EXERCISE GOAL —
Extract each line of the records below that contains the word "Santa".

* start *

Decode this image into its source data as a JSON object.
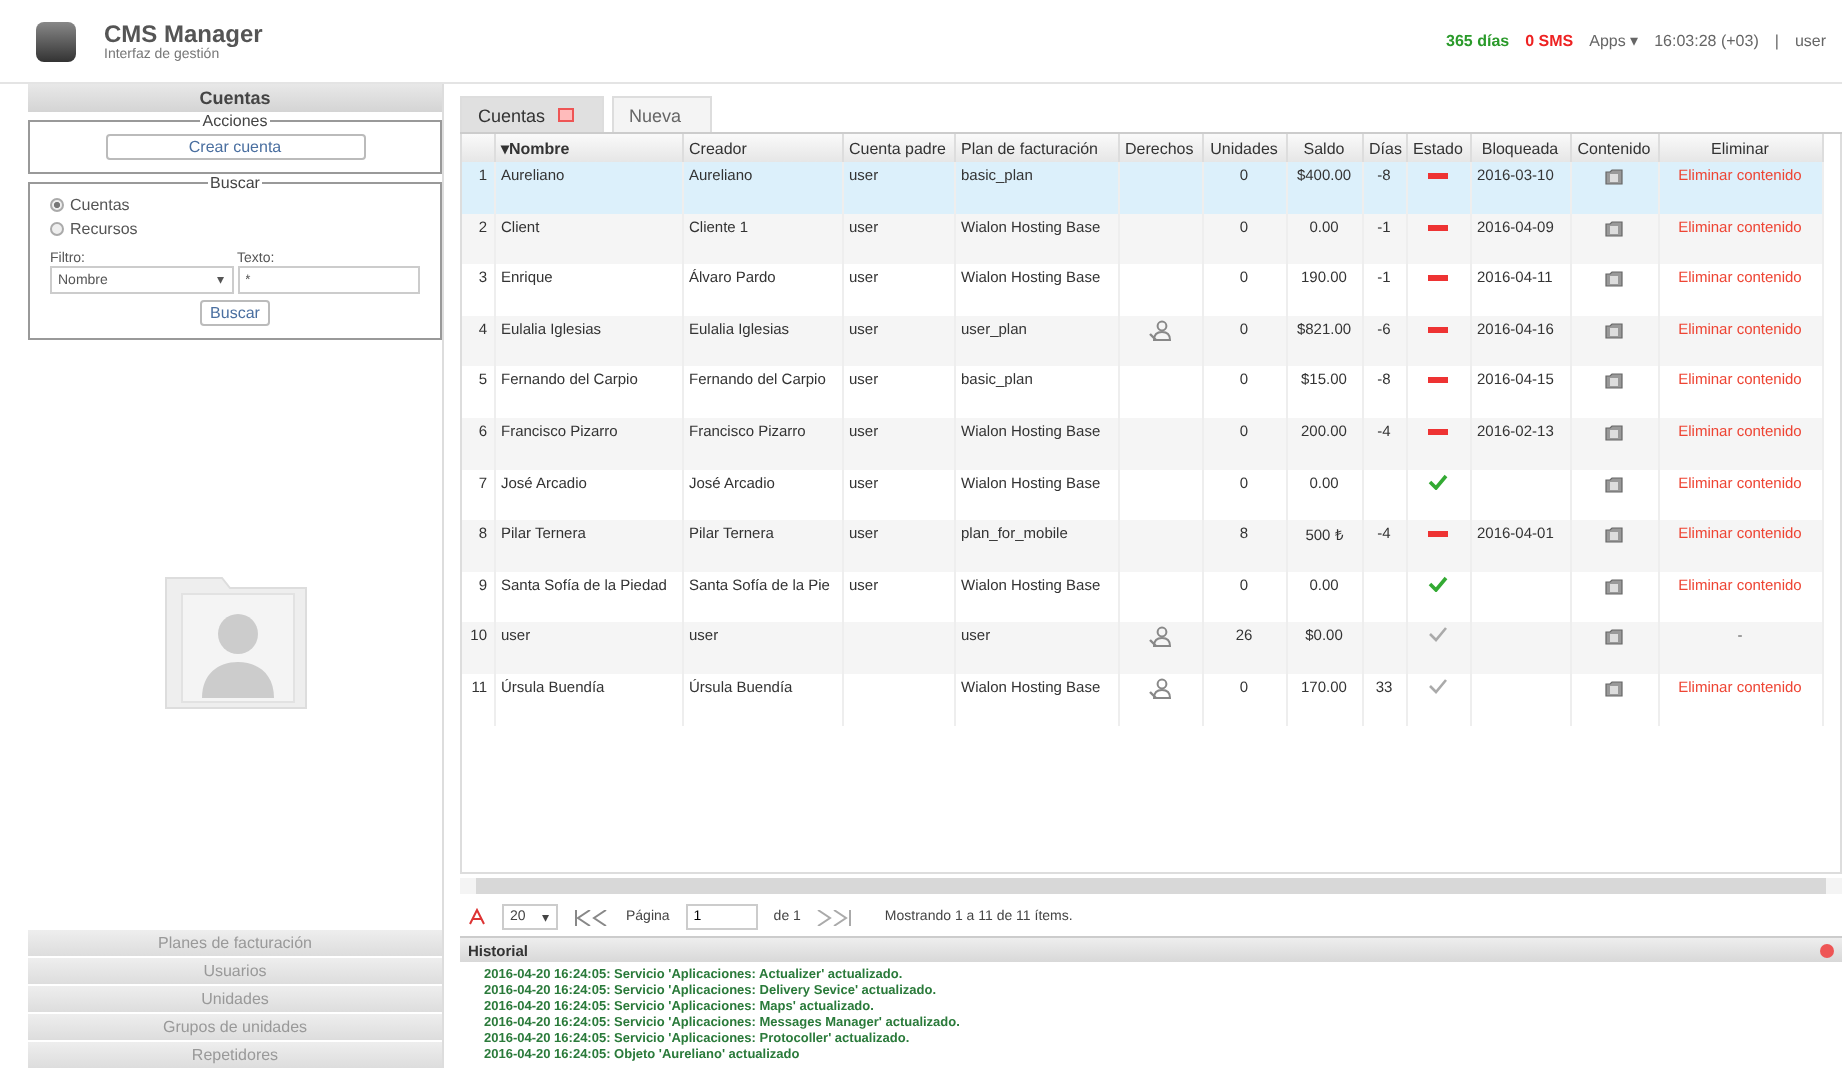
{
  "header": {
    "title": "CMS Manager",
    "subtitle": "Interfaz de gestión",
    "days": "365 días",
    "sms": "0 SMS",
    "apps": "Apps",
    "apps_caret": "▾",
    "time": "16:03:28 (+03)",
    "separator": "|",
    "user": "user"
  },
  "sidebar": {
    "title": "Cuentas",
    "actions": {
      "legend": "Acciones",
      "button": "Crear cuenta"
    },
    "search": {
      "legend": "Buscar",
      "options": [
        {
          "label": "Cuentas",
          "selected": true
        },
        {
          "label": "Recursos",
          "selected": false
        }
      ],
      "filter_label": "Filtro:",
      "filter_value": "Nombre",
      "filter_caret": "▾",
      "text_label": "Texto:",
      "text_value": "*",
      "button": "Buscar"
    },
    "sections": [
      "Planes de facturación",
      "Usuarios",
      "Unidades",
      "Grupos de unidades",
      "Repetidores"
    ]
  },
  "tabs": [
    {
      "label": "Cuentas",
      "selected": true,
      "closable": true
    },
    {
      "label": "Nueva",
      "selected": false,
      "closable": false
    }
  ],
  "table": {
    "columns": [
      "",
      "▾Nombre",
      "Creador",
      "Cuenta padre",
      "Plan de facturación",
      "Derechos",
      "Unidades",
      "Saldo",
      "Días",
      "Estado",
      "Bloqueada",
      "Contenido",
      "Eliminar"
    ],
    "rows": [
      {
        "n": "1",
        "name": "Aureliano",
        "creator": "Aureliano",
        "parent": "user",
        "plan": "basic_plan",
        "rights": false,
        "units": "0",
        "balance": "$400.00",
        "days": "-8",
        "status": {
          "kind": "blocked"
        },
        "blocked": "2016-03-10",
        "delete": "Eliminar contenido",
        "selected": true
      },
      {
        "n": "2",
        "name": "Client",
        "creator": "Cliente 1",
        "parent": "user",
        "plan": "Wialon Hosting Base",
        "rights": false,
        "units": "0",
        "balance": "0.00",
        "days": "-1",
        "status": {
          "kind": "blocked"
        },
        "blocked": "2016-04-09",
        "delete": "Eliminar contenido",
        "selected": false
      },
      {
        "n": "3",
        "name": "Enrique",
        "creator": "Álvaro Pardo",
        "parent": "user",
        "plan": "Wialon Hosting Base",
        "rights": false,
        "units": "0",
        "balance": "190.00",
        "days": "-1",
        "status": {
          "kind": "blocked"
        },
        "blocked": "2016-04-11",
        "delete": "Eliminar contenido",
        "selected": false
      },
      {
        "n": "4",
        "name": "Eulalia Iglesias",
        "creator": "Eulalia Iglesias",
        "parent": "user",
        "plan": "user_plan",
        "rights": true,
        "units": "0",
        "balance": "$821.00",
        "days": "-6",
        "status": {
          "kind": "blocked"
        },
        "blocked": "2016-04-16",
        "delete": "Eliminar contenido",
        "selected": false
      },
      {
        "n": "5",
        "name": "Fernando del Carpio",
        "creator": "Fernando del Carpio",
        "parent": "user",
        "plan": "basic_plan",
        "rights": false,
        "units": "0",
        "balance": "$15.00",
        "days": "-8",
        "status": {
          "kind": "blocked"
        },
        "blocked": "2016-04-15",
        "delete": "Eliminar contenido",
        "selected": false
      },
      {
        "n": "6",
        "name": "Francisco Pizarro",
        "creator": "Francisco Pizarro",
        "parent": "user",
        "plan": "Wialon Hosting Base",
        "rights": false,
        "units": "0",
        "balance": "200.00",
        "days": "-4",
        "status": {
          "kind": "blocked"
        },
        "blocked": "2016-02-13",
        "delete": "Eliminar contenido",
        "selected": false
      },
      {
        "n": "7",
        "name": "José Arcadio",
        "creator": "José Arcadio",
        "parent": "user",
        "plan": "Wialon Hosting Base",
        "rights": false,
        "units": "0",
        "balance": "0.00",
        "days": "",
        "status": {
          "kind": "active"
        },
        "blocked": "",
        "delete": "Eliminar contenido",
        "selected": false
      },
      {
        "n": "8",
        "name": "Pilar Ternera",
        "creator": "Pilar Ternera",
        "parent": "user",
        "plan": "plan_for_mobile",
        "rights": false,
        "units": "8",
        "balance": "500 ₺",
        "days": "-4",
        "status": {
          "kind": "blocked"
        },
        "blocked": "2016-04-01",
        "delete": "Eliminar contenido",
        "selected": false
      },
      {
        "n": "9",
        "name": "Santa Sofía de la Piedad",
        "creator": "Santa Sofía de la Pie",
        "parent": "user",
        "plan": "Wialon Hosting Base",
        "rights": false,
        "units": "0",
        "balance": "0.00",
        "days": "",
        "status": {
          "kind": "active"
        },
        "blocked": "",
        "delete": "Eliminar contenido",
        "selected": false
      },
      {
        "n": "10",
        "name": "user",
        "creator": "user",
        "parent": "",
        "plan": "user",
        "rights": true,
        "units": "26",
        "balance": "$0.00",
        "days": "",
        "status": {
          "kind": "inactive"
        },
        "blocked": "",
        "delete": "-",
        "selected": false
      },
      {
        "n": "11",
        "name": "Úrsula Buendía",
        "creator": "Úrsula Buendía",
        "parent": "",
        "plan": "Wialon Hosting Base",
        "rights": true,
        "units": "0",
        "balance": "170.00",
        "days": "33",
        "status": {
          "kind": "inactive"
        },
        "blocked": "",
        "delete": "Eliminar contenido",
        "selected": false
      }
    ]
  },
  "pager": {
    "page_size": "20",
    "page_size_caret": "▾",
    "page_label": "Página",
    "page": "1",
    "of": "de 1",
    "summary": "Mostrando 1 a 11 de 11 ítems."
  },
  "history": {
    "title": "Historial",
    "lines": [
      "2016-04-20 16:24:05: Servicio 'Aplicaciones: Actualizer' actualizado.",
      "2016-04-20 16:24:05: Servicio 'Aplicaciones: Delivery Sevice' actualizado.",
      "2016-04-20 16:24:05: Servicio 'Aplicaciones: Maps' actualizado.",
      "2016-04-20 16:24:05: Servicio 'Aplicaciones: Messages Manager' actualizado.",
      "2016-04-20 16:24:05: Servicio 'Aplicaciones: Protocoller' actualizado.",
      "2016-04-20 16:24:05: Objeto 'Aureliano' actualizado"
    ]
  }
}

* end *

RESULT FOR THIS EXERCISE —
        "name": "Santa Sofía de la Piedad",
        "creator": "Santa Sofía de la Pie",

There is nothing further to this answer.